DATA IN THIS EXERCISE =>
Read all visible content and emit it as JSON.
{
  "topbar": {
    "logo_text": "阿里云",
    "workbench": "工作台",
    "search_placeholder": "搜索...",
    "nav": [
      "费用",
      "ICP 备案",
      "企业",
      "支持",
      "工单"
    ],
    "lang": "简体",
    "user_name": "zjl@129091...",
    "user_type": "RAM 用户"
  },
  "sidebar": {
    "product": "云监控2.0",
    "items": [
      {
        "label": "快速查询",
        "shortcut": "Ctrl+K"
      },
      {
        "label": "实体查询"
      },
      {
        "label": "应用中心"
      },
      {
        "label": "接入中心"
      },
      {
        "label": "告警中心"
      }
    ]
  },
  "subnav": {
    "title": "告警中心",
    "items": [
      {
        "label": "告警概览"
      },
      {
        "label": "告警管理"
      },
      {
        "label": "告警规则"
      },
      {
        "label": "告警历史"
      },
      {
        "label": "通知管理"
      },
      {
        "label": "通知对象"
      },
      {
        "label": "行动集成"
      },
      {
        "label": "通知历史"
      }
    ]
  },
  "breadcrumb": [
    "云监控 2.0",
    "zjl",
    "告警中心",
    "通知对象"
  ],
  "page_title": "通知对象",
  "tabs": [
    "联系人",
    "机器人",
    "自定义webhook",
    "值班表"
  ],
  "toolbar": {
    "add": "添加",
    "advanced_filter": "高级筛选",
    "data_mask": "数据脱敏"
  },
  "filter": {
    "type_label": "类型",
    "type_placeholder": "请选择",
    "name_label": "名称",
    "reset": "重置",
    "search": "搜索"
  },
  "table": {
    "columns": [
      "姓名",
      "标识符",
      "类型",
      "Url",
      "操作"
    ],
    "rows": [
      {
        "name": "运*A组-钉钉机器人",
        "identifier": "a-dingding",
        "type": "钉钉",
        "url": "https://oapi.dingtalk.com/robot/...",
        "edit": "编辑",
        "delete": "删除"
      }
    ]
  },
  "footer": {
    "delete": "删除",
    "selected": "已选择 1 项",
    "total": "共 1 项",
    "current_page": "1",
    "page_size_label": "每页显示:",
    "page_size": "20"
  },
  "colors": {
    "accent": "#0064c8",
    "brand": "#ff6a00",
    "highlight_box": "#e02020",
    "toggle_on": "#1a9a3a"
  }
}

OBJECTIVE =>
Return the full listing, character for character.

CORRECT OUTPUT =>
Read all visible content and emit it as JSON.
{
  "topbar": {
    "logo_text": "阿里云",
    "workbench": "工作台",
    "search_placeholder": "搜索...",
    "nav": [
      "费用",
      "ICP 备案",
      "企业",
      "支持",
      "工单"
    ],
    "lang": "简体",
    "user_name": "zjl@129091...",
    "user_type": "RAM 用户"
  },
  "sidebar": {
    "product": "云监控2.0",
    "items": [
      {
        "label": "快速查询",
        "shortcut": "Ctrl+K"
      },
      {
        "label": "实体查询"
      },
      {
        "label": "应用中心"
      },
      {
        "label": "接入中心"
      },
      {
        "label": "告警中心"
      }
    ]
  },
  "subnav": {
    "title": "告警中心",
    "items": [
      {
        "label": "告警概览"
      },
      {
        "label": "告警管理"
      },
      {
        "label": "告警规则"
      },
      {
        "label": "告警历史"
      },
      {
        "label": "通知管理"
      },
      {
        "label": "通知对象"
      },
      {
        "label": "行动集成"
      },
      {
        "label": "通知历史"
      }
    ]
  },
  "breadcrumb": [
    "云监控 2.0",
    "zjl",
    "告警中心",
    "通知对象"
  ],
  "page_title": "通知对象",
  "tabs": [
    "联系人",
    "机器人",
    "自定义webhook",
    "值班表"
  ],
  "toolbar": {
    "add": "添加",
    "advanced_filter": "高级筛选",
    "data_mask": "数据脱敏"
  },
  "filter": {
    "type_label": "类型",
    "type_placeholder": "请选择",
    "name_label": "名称",
    "reset": "重置",
    "search": "搜索"
  },
  "table": {
    "columns": [
      "姓名",
      "标识符",
      "类型",
      "Url",
      "操作"
    ],
    "rows": [
      {
        "name": "运*A组-钉钉机器人",
        "identifier": "a-dingding",
        "type": "钉钉",
        "url": "https://oapi.dingtalk.com/robot/...",
        "edit": "编辑",
        "delete": "删除"
      }
    ]
  },
  "footer": {
    "delete": "删除",
    "selected": "已选择 1 项",
    "total": "共 1 项",
    "current_page": "1",
    "page_size_label": "每页显示:",
    "page_size": "20"
  },
  "colors": {
    "accent": "#0064c8",
    "brand": "#ff6a00",
    "highlight_box": "#e02020",
    "toggle_on": "#1a9a3a"
  }
}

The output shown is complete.